>> BEGIN Dataset rows

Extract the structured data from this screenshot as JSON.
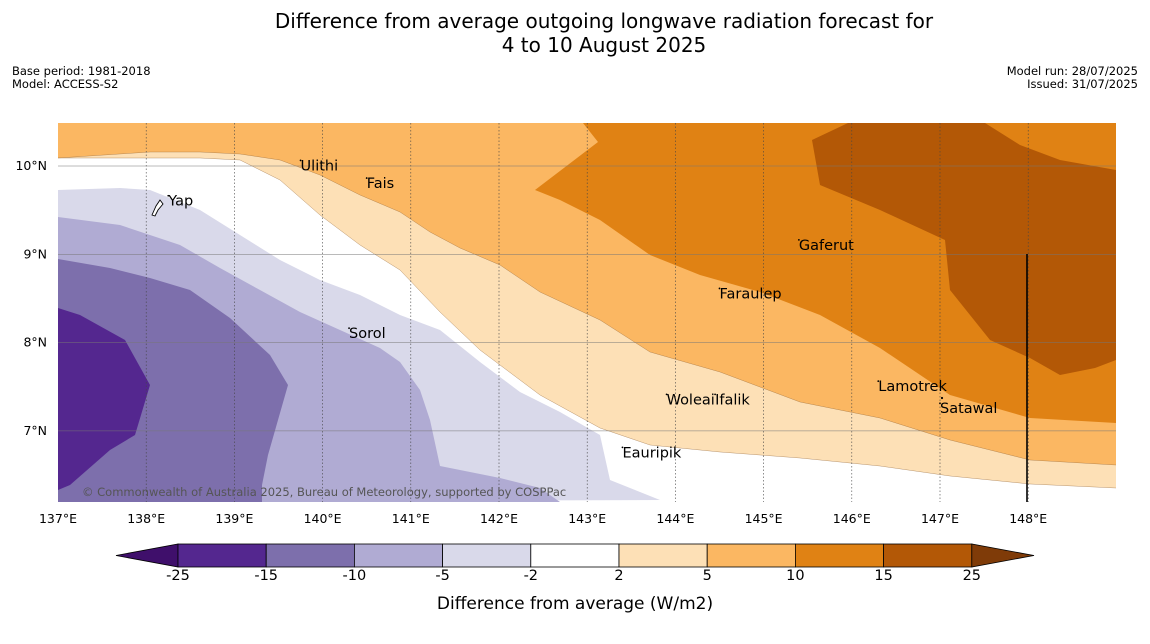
{
  "header": {
    "title_line1": "Difference from average outgoing longwave radiation forecast for",
    "title_line2": "4 to 10 August 2025",
    "base_period": "Base period: 1981-2018",
    "model": "Model: ACCESS-S2",
    "model_run": "Model run: 28/07/2025",
    "issued": "Issued: 31/07/2025"
  },
  "map": {
    "lon_range": [
      137,
      149
    ],
    "lat_range": [
      6.2,
      10.5
    ],
    "x_ticks": [
      "137°E",
      "138°E",
      "139°E",
      "140°E",
      "141°E",
      "142°E",
      "143°E",
      "144°E",
      "145°E",
      "146°E",
      "147°E",
      "148°E"
    ],
    "y_ticks": [
      "10°N",
      "9°N",
      "8°N",
      "7°N"
    ],
    "copyright": "© Commonwealth of Australia 2025, Bureau of Meteorology, supported by COSPPac",
    "places": [
      {
        "name": "Yap",
        "lon": 138.25,
        "lat": 9.55
      },
      {
        "name": "Ulithi",
        "lon": 139.75,
        "lat": 9.95
      },
      {
        "name": "Fais",
        "lon": 140.5,
        "lat": 9.75
      },
      {
        "name": "Gaferut",
        "lon": 145.4,
        "lat": 9.05
      },
      {
        "name": "Faraulep",
        "lon": 144.5,
        "lat": 8.5
      },
      {
        "name": "Sorol",
        "lon": 140.3,
        "lat": 8.05
      },
      {
        "name": "Woleai",
        "lon": 143.9,
        "lat": 7.3
      },
      {
        "name": "Ifalik",
        "lon": 144.45,
        "lat": 7.3
      },
      {
        "name": "Lamotrek",
        "lon": 146.3,
        "lat": 7.45
      },
      {
        "name": "Satawal",
        "lon": 147.0,
        "lat": 7.2
      },
      {
        "name": "Eauripik",
        "lon": 143.4,
        "lat": 6.7
      }
    ]
  },
  "colorbar": {
    "ticks": [
      "-25",
      "-15",
      "-10",
      "-5",
      "-2",
      "2",
      "5",
      "10",
      "15",
      "25"
    ],
    "colors": [
      "#3f0f6b",
      "#54278f",
      "#7d6fac",
      "#b0abd3",
      "#d9d9ea",
      "#ffffff",
      "#fde0b6",
      "#fbb762",
      "#e08214",
      "#b35806",
      "#7f3b08"
    ],
    "label": "Difference from average (W/m2)"
  }
}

>> END Dataset rows

▶ Task instructions: Copy the whole of the material above exactly, but not its images.

▶ Correct result:
Extract the structured data from this screenshot as JSON.
{
  "header": {
    "title_line1": "Difference from average outgoing longwave radiation forecast for",
    "title_line2": "4 to 10 August 2025",
    "base_period": "Base period: 1981-2018",
    "model": "Model: ACCESS-S2",
    "model_run": "Model run: 28/07/2025",
    "issued": "Issued: 31/07/2025"
  },
  "map": {
    "lon_range": [
      137,
      149
    ],
    "lat_range": [
      6.2,
      10.5
    ],
    "x_ticks": [
      "137°E",
      "138°E",
      "139°E",
      "140°E",
      "141°E",
      "142°E",
      "143°E",
      "144°E",
      "145°E",
      "146°E",
      "147°E",
      "148°E"
    ],
    "y_ticks": [
      "10°N",
      "9°N",
      "8°N",
      "7°N"
    ],
    "copyright": "© Commonwealth of Australia 2025, Bureau of Meteorology, supported by COSPPac",
    "places": [
      {
        "name": "Yap",
        "lon": 138.25,
        "lat": 9.55
      },
      {
        "name": "Ulithi",
        "lon": 139.75,
        "lat": 9.95
      },
      {
        "name": "Fais",
        "lon": 140.5,
        "lat": 9.75
      },
      {
        "name": "Gaferut",
        "lon": 145.4,
        "lat": 9.05
      },
      {
        "name": "Faraulep",
        "lon": 144.5,
        "lat": 8.5
      },
      {
        "name": "Sorol",
        "lon": 140.3,
        "lat": 8.05
      },
      {
        "name": "Woleai",
        "lon": 143.9,
        "lat": 7.3
      },
      {
        "name": "Ifalik",
        "lon": 144.45,
        "lat": 7.3
      },
      {
        "name": "Lamotrek",
        "lon": 146.3,
        "lat": 7.45
      },
      {
        "name": "Satawal",
        "lon": 147.0,
        "lat": 7.2
      },
      {
        "name": "Eauripik",
        "lon": 143.4,
        "lat": 6.7
      }
    ]
  },
  "colorbar": {
    "ticks": [
      "-25",
      "-15",
      "-10",
      "-5",
      "-2",
      "2",
      "5",
      "10",
      "15",
      "25"
    ],
    "colors": [
      "#3f0f6b",
      "#54278f",
      "#7d6fac",
      "#b0abd3",
      "#d9d9ea",
      "#ffffff",
      "#fde0b6",
      "#fbb762",
      "#e08214",
      "#b35806",
      "#7f3b08"
    ],
    "label": "Difference from average (W/m2)"
  }
}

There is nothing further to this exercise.